* _Work required_: Look through the listing below and report how many lines contain "problema", as a bare number.

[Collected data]
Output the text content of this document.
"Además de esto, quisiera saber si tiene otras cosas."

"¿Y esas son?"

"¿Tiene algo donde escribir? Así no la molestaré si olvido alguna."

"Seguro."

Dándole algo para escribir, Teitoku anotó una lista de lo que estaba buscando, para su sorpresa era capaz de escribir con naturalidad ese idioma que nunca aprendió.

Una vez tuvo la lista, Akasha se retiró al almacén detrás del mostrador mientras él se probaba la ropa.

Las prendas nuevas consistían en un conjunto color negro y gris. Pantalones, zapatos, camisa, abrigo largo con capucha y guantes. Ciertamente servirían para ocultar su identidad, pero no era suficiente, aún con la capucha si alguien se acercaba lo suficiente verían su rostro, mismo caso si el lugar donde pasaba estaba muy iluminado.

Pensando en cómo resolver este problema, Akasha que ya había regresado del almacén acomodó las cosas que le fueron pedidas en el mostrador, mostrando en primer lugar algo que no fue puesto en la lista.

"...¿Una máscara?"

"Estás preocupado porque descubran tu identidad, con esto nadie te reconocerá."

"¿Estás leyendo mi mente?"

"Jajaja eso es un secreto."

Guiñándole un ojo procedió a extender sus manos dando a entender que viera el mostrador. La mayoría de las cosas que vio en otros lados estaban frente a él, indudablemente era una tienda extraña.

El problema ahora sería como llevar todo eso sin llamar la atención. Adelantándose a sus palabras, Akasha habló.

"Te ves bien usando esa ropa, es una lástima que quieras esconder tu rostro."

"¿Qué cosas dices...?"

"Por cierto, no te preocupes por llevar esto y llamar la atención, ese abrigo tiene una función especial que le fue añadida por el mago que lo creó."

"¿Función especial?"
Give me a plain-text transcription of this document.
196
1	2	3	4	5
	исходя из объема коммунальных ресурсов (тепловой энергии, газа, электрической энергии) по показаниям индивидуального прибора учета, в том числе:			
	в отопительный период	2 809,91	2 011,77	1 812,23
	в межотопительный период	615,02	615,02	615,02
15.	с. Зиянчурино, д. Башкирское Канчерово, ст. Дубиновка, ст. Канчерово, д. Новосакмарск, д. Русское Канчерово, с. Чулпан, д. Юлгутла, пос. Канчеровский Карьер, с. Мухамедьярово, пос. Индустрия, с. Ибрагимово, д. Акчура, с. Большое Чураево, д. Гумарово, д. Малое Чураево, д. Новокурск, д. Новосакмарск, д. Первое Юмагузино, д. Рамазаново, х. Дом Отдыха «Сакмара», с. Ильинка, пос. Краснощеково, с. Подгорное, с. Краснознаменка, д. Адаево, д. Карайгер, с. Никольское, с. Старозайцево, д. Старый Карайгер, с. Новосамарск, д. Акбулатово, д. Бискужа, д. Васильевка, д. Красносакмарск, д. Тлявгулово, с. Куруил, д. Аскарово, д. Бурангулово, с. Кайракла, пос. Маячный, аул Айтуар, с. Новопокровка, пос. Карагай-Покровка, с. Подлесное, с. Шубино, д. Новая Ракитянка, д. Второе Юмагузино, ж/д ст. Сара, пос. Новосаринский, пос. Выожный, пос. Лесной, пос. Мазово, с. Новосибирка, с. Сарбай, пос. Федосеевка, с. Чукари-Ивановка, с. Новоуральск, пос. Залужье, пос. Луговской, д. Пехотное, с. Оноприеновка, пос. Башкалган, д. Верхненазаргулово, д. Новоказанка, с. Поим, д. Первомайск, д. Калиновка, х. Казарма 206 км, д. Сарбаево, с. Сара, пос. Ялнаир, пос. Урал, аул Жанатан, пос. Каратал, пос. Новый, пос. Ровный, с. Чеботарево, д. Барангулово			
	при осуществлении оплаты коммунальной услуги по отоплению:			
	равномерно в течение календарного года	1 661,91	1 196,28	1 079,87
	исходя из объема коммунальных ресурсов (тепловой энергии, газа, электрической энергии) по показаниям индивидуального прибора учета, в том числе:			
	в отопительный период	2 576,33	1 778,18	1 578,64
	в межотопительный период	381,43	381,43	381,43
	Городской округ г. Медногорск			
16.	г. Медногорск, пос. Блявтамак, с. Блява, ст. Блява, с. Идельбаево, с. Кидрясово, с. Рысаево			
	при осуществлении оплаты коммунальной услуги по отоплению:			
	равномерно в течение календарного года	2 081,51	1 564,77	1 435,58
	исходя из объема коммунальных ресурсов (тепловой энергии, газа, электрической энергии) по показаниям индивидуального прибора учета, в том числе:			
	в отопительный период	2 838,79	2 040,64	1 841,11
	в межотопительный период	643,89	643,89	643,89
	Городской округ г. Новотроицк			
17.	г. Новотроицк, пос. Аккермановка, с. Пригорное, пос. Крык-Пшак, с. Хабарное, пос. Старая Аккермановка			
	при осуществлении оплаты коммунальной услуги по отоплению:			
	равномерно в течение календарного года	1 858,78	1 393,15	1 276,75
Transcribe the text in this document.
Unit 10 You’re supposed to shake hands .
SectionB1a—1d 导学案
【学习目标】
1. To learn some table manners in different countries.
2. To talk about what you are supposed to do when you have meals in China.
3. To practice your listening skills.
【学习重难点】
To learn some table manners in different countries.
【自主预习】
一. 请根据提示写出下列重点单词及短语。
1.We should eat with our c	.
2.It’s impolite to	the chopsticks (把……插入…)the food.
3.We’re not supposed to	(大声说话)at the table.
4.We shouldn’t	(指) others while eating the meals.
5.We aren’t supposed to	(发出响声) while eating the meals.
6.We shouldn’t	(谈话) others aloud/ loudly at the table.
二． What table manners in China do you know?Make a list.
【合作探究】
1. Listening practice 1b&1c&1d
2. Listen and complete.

* _Finished answer_: 2